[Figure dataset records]
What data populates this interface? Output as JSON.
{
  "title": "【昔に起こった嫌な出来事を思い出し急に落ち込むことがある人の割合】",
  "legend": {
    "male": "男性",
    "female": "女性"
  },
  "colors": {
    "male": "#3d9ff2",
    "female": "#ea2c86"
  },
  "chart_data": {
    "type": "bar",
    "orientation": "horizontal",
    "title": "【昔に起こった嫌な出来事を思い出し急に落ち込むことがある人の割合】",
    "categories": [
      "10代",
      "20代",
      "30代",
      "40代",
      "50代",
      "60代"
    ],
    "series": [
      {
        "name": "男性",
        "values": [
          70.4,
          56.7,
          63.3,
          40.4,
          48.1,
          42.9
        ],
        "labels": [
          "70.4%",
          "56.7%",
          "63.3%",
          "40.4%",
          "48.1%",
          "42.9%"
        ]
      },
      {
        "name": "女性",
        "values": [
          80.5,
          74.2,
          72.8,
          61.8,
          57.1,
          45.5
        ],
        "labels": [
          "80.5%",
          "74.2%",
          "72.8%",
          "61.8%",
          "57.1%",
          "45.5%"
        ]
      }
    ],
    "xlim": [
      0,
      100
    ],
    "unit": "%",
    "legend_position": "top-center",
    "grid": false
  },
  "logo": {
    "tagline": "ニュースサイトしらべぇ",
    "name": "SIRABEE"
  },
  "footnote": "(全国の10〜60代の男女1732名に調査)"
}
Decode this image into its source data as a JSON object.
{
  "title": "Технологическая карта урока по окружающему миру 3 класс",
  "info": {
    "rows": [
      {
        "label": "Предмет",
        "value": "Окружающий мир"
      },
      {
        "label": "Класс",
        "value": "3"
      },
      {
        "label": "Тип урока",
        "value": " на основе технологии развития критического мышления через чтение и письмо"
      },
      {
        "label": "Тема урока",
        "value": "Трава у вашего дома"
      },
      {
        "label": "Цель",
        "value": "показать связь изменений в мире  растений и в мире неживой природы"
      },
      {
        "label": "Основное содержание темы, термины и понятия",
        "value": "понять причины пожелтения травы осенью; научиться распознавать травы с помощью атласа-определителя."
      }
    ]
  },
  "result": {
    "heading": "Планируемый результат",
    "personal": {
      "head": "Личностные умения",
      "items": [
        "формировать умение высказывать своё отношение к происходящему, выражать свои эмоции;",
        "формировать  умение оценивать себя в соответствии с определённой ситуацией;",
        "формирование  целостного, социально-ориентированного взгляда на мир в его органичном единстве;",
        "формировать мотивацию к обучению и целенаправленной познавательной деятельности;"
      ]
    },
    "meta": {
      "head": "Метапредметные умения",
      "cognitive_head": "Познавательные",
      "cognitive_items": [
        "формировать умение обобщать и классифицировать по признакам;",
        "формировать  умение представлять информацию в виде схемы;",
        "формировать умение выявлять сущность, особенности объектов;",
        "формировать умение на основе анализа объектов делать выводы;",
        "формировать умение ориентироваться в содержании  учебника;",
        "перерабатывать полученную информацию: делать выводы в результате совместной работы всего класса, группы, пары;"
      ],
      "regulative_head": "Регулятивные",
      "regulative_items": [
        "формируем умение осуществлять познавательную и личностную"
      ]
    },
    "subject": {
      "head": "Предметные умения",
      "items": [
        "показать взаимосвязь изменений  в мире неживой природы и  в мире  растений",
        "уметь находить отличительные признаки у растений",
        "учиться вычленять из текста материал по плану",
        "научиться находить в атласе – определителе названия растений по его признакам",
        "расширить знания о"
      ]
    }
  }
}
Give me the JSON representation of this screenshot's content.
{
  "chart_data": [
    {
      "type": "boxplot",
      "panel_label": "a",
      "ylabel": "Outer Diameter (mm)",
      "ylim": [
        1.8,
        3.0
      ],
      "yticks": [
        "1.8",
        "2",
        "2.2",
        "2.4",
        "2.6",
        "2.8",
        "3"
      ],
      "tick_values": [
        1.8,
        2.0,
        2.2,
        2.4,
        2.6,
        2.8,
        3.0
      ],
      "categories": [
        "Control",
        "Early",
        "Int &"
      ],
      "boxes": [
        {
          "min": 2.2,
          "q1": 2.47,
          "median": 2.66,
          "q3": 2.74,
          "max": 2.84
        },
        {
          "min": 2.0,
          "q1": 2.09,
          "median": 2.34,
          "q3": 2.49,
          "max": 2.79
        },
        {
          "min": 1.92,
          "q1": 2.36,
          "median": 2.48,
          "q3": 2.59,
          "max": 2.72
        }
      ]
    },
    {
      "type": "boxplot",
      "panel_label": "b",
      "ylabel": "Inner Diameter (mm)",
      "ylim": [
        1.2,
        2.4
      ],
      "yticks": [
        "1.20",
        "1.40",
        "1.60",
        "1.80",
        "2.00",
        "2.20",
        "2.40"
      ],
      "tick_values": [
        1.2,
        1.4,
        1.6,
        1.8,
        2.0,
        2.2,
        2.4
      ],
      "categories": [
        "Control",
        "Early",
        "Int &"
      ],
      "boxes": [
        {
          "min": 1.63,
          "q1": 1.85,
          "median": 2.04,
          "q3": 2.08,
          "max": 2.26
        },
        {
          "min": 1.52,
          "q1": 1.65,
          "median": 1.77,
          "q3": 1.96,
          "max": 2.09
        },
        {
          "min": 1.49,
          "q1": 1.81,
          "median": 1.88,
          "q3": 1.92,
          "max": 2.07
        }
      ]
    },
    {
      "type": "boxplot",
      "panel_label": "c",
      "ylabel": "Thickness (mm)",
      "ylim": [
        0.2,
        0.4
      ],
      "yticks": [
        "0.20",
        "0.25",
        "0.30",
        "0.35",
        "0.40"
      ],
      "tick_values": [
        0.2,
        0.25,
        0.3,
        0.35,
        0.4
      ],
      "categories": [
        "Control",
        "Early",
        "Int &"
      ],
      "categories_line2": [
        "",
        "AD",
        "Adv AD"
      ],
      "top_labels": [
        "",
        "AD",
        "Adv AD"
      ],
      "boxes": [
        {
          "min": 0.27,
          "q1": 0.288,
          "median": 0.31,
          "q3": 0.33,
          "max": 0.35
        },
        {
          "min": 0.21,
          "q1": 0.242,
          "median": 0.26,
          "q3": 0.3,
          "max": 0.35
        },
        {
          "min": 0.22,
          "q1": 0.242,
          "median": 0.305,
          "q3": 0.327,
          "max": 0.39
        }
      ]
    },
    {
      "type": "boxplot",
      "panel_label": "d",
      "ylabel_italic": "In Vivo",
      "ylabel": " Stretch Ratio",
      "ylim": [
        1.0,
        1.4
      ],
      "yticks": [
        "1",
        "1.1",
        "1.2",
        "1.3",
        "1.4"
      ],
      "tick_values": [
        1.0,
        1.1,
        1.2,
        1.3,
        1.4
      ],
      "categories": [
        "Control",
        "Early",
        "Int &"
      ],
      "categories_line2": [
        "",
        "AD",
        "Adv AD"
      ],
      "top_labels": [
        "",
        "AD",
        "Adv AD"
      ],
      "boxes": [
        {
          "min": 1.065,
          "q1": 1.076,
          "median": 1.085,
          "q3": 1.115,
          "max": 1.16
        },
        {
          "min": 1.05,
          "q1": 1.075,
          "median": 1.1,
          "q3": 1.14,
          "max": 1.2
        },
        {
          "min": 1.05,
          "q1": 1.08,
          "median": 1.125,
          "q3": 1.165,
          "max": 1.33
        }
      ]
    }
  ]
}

EXERCISE INSTRUCTIONS
Every line in the data that holds "умения" should be copied out.

FINAL ANSWER
      "head": "Личностные умения",
      "head": "Метапредметные умения",
      "head": "Предметные умения",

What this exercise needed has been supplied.